**WHAT IS REQUIRED:**
Quote all of the data exactly as given. Skip every picture it contains.

START

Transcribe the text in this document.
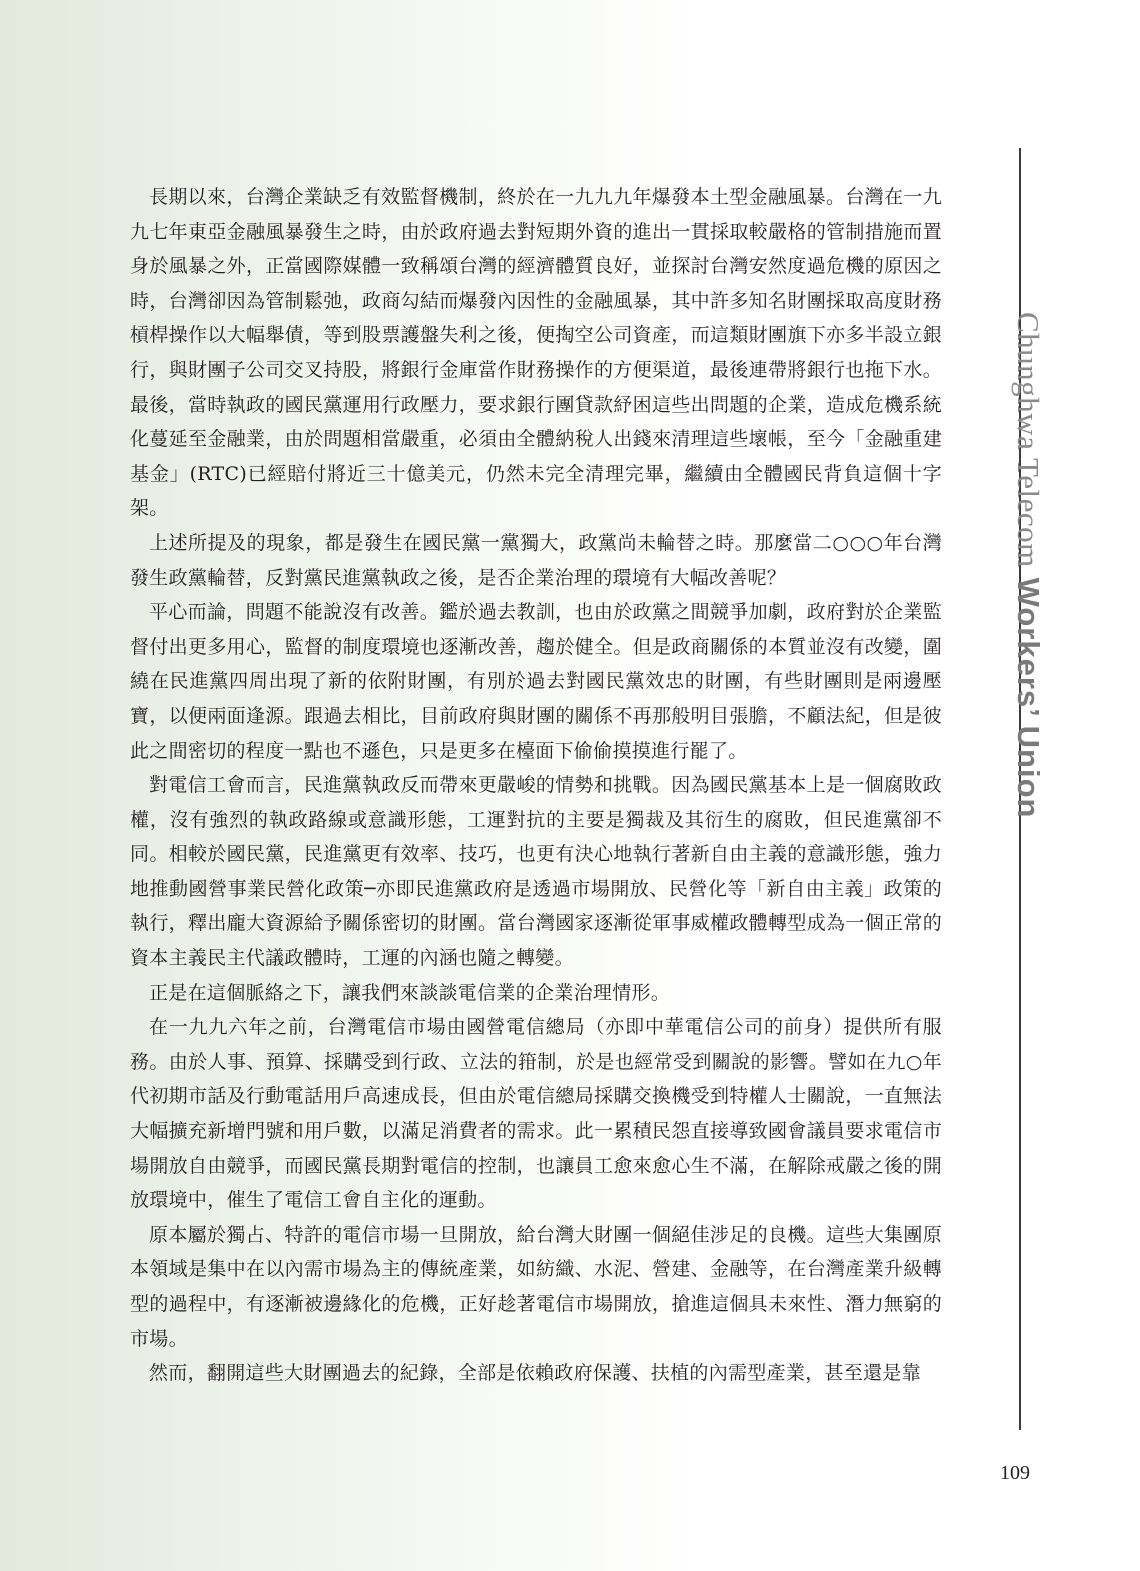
長期以來，台灣企業缺乏有效監督機制，終於在一九九九年爆發本土型金融風暴。台灣在一九九七年東亞金融風暴發生之時，由於政府過去對短期外資的進出一貫採取較嚴格的管制措施而置身於風暴之外，正當國際媒體一致稱頌台灣的經濟體質良好，並探討台灣安然度過危機的原因之時，台灣卻因為管制鬆弛，政商勾結而爆發內因性的金融風暴，其中許多知名財團採取高度財務槓桿操作以大幅舉債，等到股票護盤失利之後，便掏空公司資產，而這類財團旗下亦多半設立銀行，與財團子公司交叉持股，將銀行金庫當作財務操作的方便渠道，最後連帶將銀行也拖下水。最後，當時執政的國民黨運用行政壓力，要求銀行團貸款紓困這些出問題的企業，造成危機系統化蔓延至金融業，由於問題相當嚴重，必須由全體納稅人出錢來清理這些壞帳，至今「金融重建基金」(RTC)已經賠付將近三十億美元，仍然未完全清理完畢，繼續由全體國民背負這個十字架。

上述所提及的現象，都是發生在國民黨一黨獨大，政黨尚未輪替之時。那麼當二○○○年台灣發生政黨輪替，反對黨民進黨執政之後，是否企業治理的環境有大幅改善呢？

平心而論，問題不能說沒有改善。鑑於過去教訓，也由於政黨之間競爭加劇，政府對於企業監督付出更多用心，監督的制度環境也逐漸改善，趨於健全。但是政商關係的本質並沒有改變，圍繞在民進黨四周出現了新的依附財團，有別於過去對國民黨效忠的財團，有些財團則是兩邊壓寶，以便兩面逢源。跟過去相比，目前政府與財團的關係不再那般明目張膽，不顧法紀，但是彼此之間密切的程度一點也不遜色，只是更多在檯面下偷偷摸摸進行罷了。

對電信工會而言，民進黨執政反而帶來更嚴峻的情勢和挑戰。因為國民黨基本上是一個腐敗政權，沒有強烈的執政路線或意識形態，工運對抗的主要是獨裁及其衍生的腐敗，但民進黨卻不同。相較於國民黨，民進黨更有效率、技巧，也更有決心地執行著新自由主義的意識形態，強力地推動國營事業民營化政策─亦即民進黨政府是透過市場開放、民營化等「新自由主義」政策的執行，釋出龐大資源給予關係密切的財團。當台灣國家逐漸從軍事威權政體轉型成為一個正常的資本主義民主代議政體時，工運的內涵也隨之轉變。

正是在這個脈絡之下，讓我們來談談電信業的企業治理情形。

在一九九六年之前，台灣電信市場由國營電信總局（亦即中華電信公司的前身）提供所有服務。由於人事、預算、採購受到行政、立法的箝制，於是也經常受到關說的影響。譬如在九○年代初期市話及行動電話用戶高速成長，但由於電信總局採購交換機受到特權人士關說，一直無法大幅擴充新增門號和用戶數，以滿足消費者的需求。此一累積民怨直接導致國會議員要求電信市場開放自由競爭，而國民黨長期對電信的控制，也讓員工愈來愈心生不滿，在解除戒嚴之後的開放環境中，催生了電信工會自主化的運動。

原本屬於獨占、特許的電信市場一旦開放，給台灣大財團一個絕佳涉足的良機。這些大集團原本領域是集中在以內需市場為主的傳統產業，如紡織、水泥、營建、金融等，在台灣產業升級轉型的過程中，有逐漸被邊緣化的危機，正好趁著電信市場開放，搶進這個具未來性、潛力無窮的市場。

然而，翻開這些大財團過去的紀錄，全部是依賴政府保護、扶植的內需型產業，甚至還是靠

Chunghwa Telecom Workers’ Union
109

END

**RESULT:**
Transcribe the text in this document.
長期以來，台灣企業缺乏有效監督機制，終於在一九九九年爆發本土型金融風暴。台灣在一九九七年東亞金融風暴發生之時，由於政府過去對短期外資的進出一貫採取較嚴格的管制措施而置身於風暴之外，正當國際媒體一致稱頌台灣的經濟體質良好，並探討台灣安然度過危機的原因之時，台灣卻因為管制鬆弛，政商勾結而爆發內因性的金融風暴，其中許多知名財團採取高度財務槓桿操作以大幅舉債，等到股票護盤失利之後，便掏空公司資產，而這類財團旗下亦多半設立銀行，與財團子公司交叉持股，將銀行金庫當作財務操作的方便渠道，最後連帶將銀行也拖下水。最後，當時執政的國民黨運用行政壓力，要求銀行團貸款紓困這些出問題的企業，造成危機系統化蔓延至金融業，由於問題相當嚴重，必須由全體納稅人出錢來清理這些壞帳，至今「金融重建基金」(RTC)已經賠付將近三十億美元，仍然未完全清理完畢，繼續由全體國民背負這個十字架。

上述所提及的現象，都是發生在國民黨一黨獨大，政黨尚未輪替之時。那麼當二○○○年台灣發生政黨輪替，反對黨民進黨執政之後，是否企業治理的環境有大幅改善呢？

平心而論，問題不能說沒有改善。鑑於過去教訓，也由於政黨之間競爭加劇，政府對於企業監督付出更多用心，監督的制度環境也逐漸改善，趨於健全。但是政商關係的本質並沒有改變，圍繞在民進黨四周出現了新的依附財團，有別於過去對國民黨效忠的財團，有些財團則是兩邊壓寶，以便兩面逢源。跟過去相比，目前政府與財團的關係不再那般明目張膽，不顧法紀，但是彼此之間密切的程度一點也不遜色，只是更多在檯面下偷偷摸摸進行罷了。

對電信工會而言，民進黨執政反而帶來更嚴峻的情勢和挑戰。因為國民黨基本上是一個腐敗政權，沒有強烈的執政路線或意識形態，工運對抗的主要是獨裁及其衍生的腐敗，但民進黨卻不同。相較於國民黨，民進黨更有效率、技巧，也更有決心地執行著新自由主義的意識形態，強力地推動國營事業民營化政策─亦即民進黨政府是透過市場開放、民營化等「新自由主義」政策的執行，釋出龐大資源給予關係密切的財團。當台灣國家逐漸從軍事威權政體轉型成為一個正常的資本主義民主代議政體時，工運的內涵也隨之轉變。

正是在這個脈絡之下，讓我們來談談電信業的企業治理情形。

在一九九六年之前，台灣電信市場由國營電信總局（亦即中華電信公司的前身）提供所有服務。由於人事、預算、採購受到行政、立法的箝制，於是也經常受到關說的影響。譬如在九○年代初期市話及行動電話用戶高速成長，但由於電信總局採購交換機受到特權人士關說，一直無法大幅擴充新增門號和用戶數，以滿足消費者的需求。此一累積民怨直接導致國會議員要求電信市場開放自由競爭，而國民黨長期對電信的控制，也讓員工愈來愈心生不滿，在解除戒嚴之後的開放環境中，催生了電信工會自主化的運動。

原本屬於獨占、特許的電信市場一旦開放，給台灣大財團一個絕佳涉足的良機。這些大集團原本領域是集中在以內需市場為主的傳統產業，如紡織、水泥、營建、金融等，在台灣產業升級轉型的過程中，有逐漸被邊緣化的危機，正好趁著電信市場開放，搶進這個具未來性、潛力無窮的市場。

然而，翻開這些大財團過去的紀錄，全部是依賴政府保護、扶植的內需型產業，甚至還是靠

Chunghwa Telecom Workers’ Union
109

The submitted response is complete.